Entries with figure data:

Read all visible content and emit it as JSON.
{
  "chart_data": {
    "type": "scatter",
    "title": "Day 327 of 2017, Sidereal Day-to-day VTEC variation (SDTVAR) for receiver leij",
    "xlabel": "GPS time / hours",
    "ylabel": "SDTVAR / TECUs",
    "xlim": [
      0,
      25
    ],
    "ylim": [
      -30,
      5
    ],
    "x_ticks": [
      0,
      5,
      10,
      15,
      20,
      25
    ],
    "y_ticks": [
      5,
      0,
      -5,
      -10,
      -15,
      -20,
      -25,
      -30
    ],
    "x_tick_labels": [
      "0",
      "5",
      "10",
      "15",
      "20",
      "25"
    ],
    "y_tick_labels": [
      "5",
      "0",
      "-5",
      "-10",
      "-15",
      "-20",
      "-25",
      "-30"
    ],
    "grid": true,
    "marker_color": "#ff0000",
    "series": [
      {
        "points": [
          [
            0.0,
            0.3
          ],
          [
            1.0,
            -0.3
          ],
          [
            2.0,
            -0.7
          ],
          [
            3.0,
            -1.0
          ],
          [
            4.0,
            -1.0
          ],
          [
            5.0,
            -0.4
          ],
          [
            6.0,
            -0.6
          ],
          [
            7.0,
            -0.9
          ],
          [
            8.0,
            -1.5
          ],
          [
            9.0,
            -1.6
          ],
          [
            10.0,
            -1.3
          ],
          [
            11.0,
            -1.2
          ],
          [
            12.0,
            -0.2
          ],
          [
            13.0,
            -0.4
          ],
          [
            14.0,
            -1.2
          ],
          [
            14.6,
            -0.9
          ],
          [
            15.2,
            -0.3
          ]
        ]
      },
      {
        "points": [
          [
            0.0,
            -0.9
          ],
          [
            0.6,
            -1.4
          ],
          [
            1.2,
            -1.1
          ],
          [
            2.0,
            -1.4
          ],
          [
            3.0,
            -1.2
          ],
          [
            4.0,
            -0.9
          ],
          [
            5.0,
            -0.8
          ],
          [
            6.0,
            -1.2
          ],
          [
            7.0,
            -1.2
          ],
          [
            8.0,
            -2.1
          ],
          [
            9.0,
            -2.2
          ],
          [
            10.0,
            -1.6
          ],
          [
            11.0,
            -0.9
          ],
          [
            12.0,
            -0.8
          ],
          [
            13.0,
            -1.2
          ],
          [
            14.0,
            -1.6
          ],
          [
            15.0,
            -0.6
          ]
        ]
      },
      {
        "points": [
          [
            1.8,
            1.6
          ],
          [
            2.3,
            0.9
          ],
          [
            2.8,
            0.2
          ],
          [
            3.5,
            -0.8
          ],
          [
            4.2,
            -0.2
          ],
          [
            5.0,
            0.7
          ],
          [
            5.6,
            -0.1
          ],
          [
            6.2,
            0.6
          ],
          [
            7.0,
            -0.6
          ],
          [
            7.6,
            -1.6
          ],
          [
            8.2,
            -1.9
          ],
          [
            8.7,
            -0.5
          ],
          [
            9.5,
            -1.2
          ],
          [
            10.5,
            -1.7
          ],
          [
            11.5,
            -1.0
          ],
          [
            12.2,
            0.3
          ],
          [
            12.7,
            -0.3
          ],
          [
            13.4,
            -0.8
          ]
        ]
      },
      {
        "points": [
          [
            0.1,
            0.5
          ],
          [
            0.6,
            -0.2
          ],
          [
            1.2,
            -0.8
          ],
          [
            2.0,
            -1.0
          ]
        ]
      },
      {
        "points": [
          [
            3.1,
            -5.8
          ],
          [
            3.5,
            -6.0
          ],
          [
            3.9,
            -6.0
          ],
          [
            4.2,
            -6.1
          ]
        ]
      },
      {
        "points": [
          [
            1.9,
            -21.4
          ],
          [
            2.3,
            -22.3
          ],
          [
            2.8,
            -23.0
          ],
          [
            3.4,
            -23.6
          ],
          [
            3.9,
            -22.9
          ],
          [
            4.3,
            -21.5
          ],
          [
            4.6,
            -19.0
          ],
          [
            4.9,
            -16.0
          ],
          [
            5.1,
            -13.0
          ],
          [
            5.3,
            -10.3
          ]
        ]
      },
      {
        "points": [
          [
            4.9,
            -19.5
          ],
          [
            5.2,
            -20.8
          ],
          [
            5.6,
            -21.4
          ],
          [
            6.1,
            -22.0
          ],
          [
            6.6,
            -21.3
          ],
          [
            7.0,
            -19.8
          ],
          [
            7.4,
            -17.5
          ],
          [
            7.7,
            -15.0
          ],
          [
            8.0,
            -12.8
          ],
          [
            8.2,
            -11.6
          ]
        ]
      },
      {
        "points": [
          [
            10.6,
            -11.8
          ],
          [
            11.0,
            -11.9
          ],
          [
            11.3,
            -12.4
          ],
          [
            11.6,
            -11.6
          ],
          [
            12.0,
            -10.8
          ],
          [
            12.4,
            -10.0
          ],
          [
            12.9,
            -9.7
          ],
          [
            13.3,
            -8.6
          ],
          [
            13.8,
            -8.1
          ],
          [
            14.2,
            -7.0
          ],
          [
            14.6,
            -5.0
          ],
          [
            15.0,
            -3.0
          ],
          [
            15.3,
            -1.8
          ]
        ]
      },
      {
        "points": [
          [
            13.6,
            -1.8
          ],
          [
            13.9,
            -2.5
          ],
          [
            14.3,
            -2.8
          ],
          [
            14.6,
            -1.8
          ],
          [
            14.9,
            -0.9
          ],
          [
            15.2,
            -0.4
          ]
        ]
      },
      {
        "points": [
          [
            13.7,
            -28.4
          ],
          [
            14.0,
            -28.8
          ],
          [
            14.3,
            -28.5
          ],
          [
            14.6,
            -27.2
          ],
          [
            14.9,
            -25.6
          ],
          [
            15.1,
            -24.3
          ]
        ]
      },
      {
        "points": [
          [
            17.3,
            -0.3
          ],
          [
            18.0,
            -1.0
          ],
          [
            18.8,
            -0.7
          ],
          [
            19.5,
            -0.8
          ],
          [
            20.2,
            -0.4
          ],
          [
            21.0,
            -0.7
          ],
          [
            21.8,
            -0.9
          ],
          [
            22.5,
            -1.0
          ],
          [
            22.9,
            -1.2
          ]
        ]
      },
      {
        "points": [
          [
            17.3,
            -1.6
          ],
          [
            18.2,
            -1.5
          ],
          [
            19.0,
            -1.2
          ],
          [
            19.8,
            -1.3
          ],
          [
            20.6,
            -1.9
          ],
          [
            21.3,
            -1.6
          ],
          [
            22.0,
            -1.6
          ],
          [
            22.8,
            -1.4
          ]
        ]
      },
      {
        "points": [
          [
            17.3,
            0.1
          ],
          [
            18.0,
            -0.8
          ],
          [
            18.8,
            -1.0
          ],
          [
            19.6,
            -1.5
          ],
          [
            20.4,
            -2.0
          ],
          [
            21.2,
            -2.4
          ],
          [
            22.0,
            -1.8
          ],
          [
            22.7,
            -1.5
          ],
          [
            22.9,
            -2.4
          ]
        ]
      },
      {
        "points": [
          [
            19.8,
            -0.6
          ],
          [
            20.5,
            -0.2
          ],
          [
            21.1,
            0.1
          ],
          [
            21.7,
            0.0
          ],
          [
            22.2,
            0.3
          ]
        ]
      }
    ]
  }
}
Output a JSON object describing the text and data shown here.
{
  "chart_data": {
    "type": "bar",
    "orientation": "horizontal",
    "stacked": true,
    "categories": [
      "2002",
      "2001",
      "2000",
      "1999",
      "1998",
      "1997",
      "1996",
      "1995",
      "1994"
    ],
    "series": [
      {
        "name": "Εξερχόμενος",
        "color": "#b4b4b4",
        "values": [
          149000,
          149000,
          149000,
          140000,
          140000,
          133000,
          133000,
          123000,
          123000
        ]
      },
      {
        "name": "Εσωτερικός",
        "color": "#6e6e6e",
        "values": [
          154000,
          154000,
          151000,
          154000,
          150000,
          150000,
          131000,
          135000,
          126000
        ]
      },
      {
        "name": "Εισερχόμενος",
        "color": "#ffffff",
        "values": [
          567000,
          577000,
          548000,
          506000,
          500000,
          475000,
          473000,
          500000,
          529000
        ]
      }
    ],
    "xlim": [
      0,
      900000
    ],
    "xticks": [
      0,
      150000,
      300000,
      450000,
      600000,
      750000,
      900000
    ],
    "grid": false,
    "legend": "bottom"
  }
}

Written instruction:
Show all lines in the entries above where the string "JSON" appears.

Exercise answer:
Read all visible content and emit it as JSON.
Output a JSON object describing the text and data shown here.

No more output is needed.